§ **What you need to do**
Apart from the images, the records below need to be copied exactly.
========
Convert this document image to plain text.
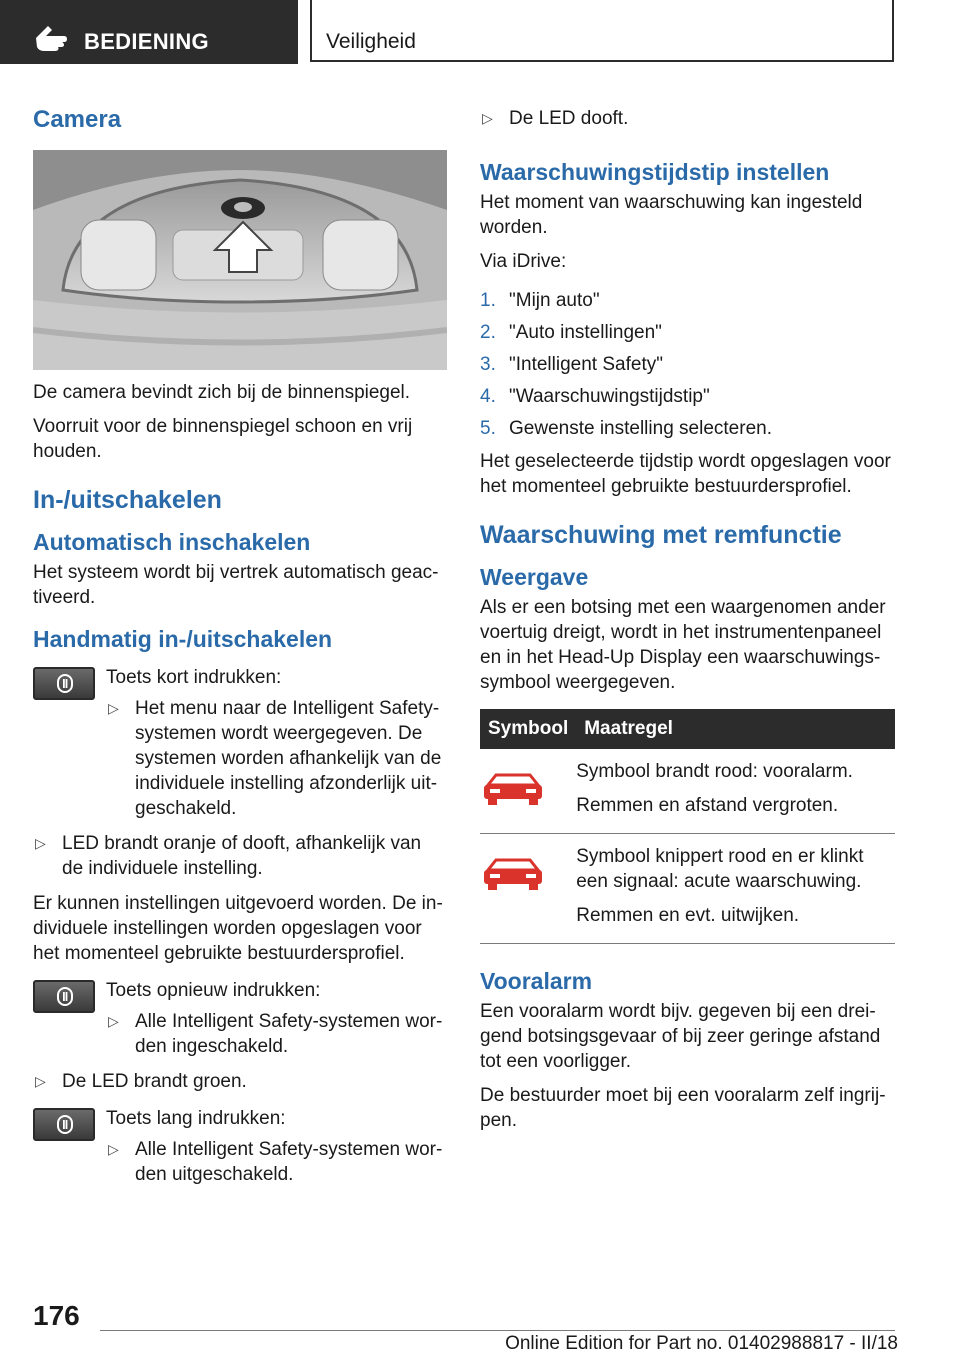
BEDIENING	Veiligheid
Camera

De camera bevindt zich bij de binnenspiegel.

Voorruit voor de binnenspiegel schoon en vrij houden.

In-/uitschakelen
Automatisch inschakelen

Het systeem wordt bij vertrek automatisch geactiveerd.

Handmatig in-/uitschakelen

Toets kort indrukken:

▷ Het menu naar de Intelligent Safety-systemen wordt weergegeven. De systemen worden afhankelijk van de individuele instelling afzonderlijk uitgeschakeld.
▷ LED brandt oranje of dooft, afhankelijk van de individuele instelling.

Er kunnen instellingen uitgevoerd worden. De individuele instellingen worden opgeslagen voor het momenteel gebruikte bestuurdersprofiel.

Toets opnieuw indrukken:

▷ Alle Intelligent Safety-systemen worden ingeschakeld.
▷ De LED brandt groen.

Toets lang indrukken:

▷ Alle Intelligent Safety-systemen worden uitgeschakeld.
▷ De LED dooft.
Waarschuwingstijdstip instellen

Het moment van waarschuwing kan ingesteld worden.

Via iDrive:

1. "Mijn auto"
2. "Auto instellingen"
3. "Intelligent Safety"
4. "Waarschuwingstijdstip"
5. Gewenste instelling selecteren.

Het geselecteerde tijdstip wordt opgeslagen voor het momenteel gebruikte bestuurdersprofiel.

Waarschuwing met remfunctie
Weergave

Als er een botsing met een waargenomen ander voertuig dreigt, wordt in het instrumentenpaneel en in het Head-Up Display een waarschuwingssymbool weergegeven.

Symbool	Maatregel

Symbool brandt rood: vooralarm.

Remmen en afstand vergroten.

Symbool knippert rood en er klinkt een signaal: acute waarschuwing.

Remmen en evt. uitwijken.

Vooralarm

Een vooralarm wordt bijv. gegeven bij een dreigend botsingsgevaar of bij zeer geringe afstand tot een voorligger.

De bestuurder moet bij een vooralarm zelf ingrijpen.

176
Online Edition for Part no. 01402988817 - II/18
========
§ **Result for this exercise**
Convert this document image to plain text.
BEDIENING	Veiligheid
Camera

De camera bevindt zich bij de binnenspiegel.

Voorruit voor de binnenspiegel schoon en vrij houden.

In-/uitschakelen
Automatisch inschakelen

Het systeem wordt bij vertrek automatisch geactiveerd.

Handmatig in-/uitschakelen

Toets kort indrukken:

▷ Het menu naar de Intelligent Safety-systemen wordt weergegeven. De systemen worden afhankelijk van de individuele instelling afzonderlijk uitgeschakeld.
▷ LED brandt oranje of dooft, afhankelijk van de individuele instelling.

Er kunnen instellingen uitgevoerd worden. De individuele instellingen worden opgeslagen voor het momenteel gebruikte bestuurdersprofiel.

Toets opnieuw indrukken:

▷ Alle Intelligent Safety-systemen worden ingeschakeld.
▷ De LED brandt groen.

Toets lang indrukken:

▷ Alle Intelligent Safety-systemen worden uitgeschakeld.
▷ De LED dooft.
Waarschuwingstijdstip instellen

Het moment van waarschuwing kan ingesteld worden.

Via iDrive:

1. "Mijn auto"
2. "Auto instellingen"
3. "Intelligent Safety"
4. "Waarschuwingstijdstip"
5. Gewenste instelling selecteren.

Het geselecteerde tijdstip wordt opgeslagen voor het momenteel gebruikte bestuurdersprofiel.

Waarschuwing met remfunctie
Weergave

Als er een botsing met een waargenomen ander voertuig dreigt, wordt in het instrumentenpaneel en in het Head-Up Display een waarschuwingssymbool weergegeven.

Symbool	Maatregel

Symbool brandt rood: vooralarm.

Remmen en afstand vergroten.

Symbool knippert rood en er klinkt een signaal: acute waarschuwing.

Remmen en evt. uitwijken.

Vooralarm

Een vooralarm wordt bijv. gegeven bij een dreigend botsingsgevaar of bij zeer geringe afstand tot een voorligger.

De bestuurder moet bij een vooralarm zelf ingrijpen.

176
Online Edition for Part no. 01402988817 - II/18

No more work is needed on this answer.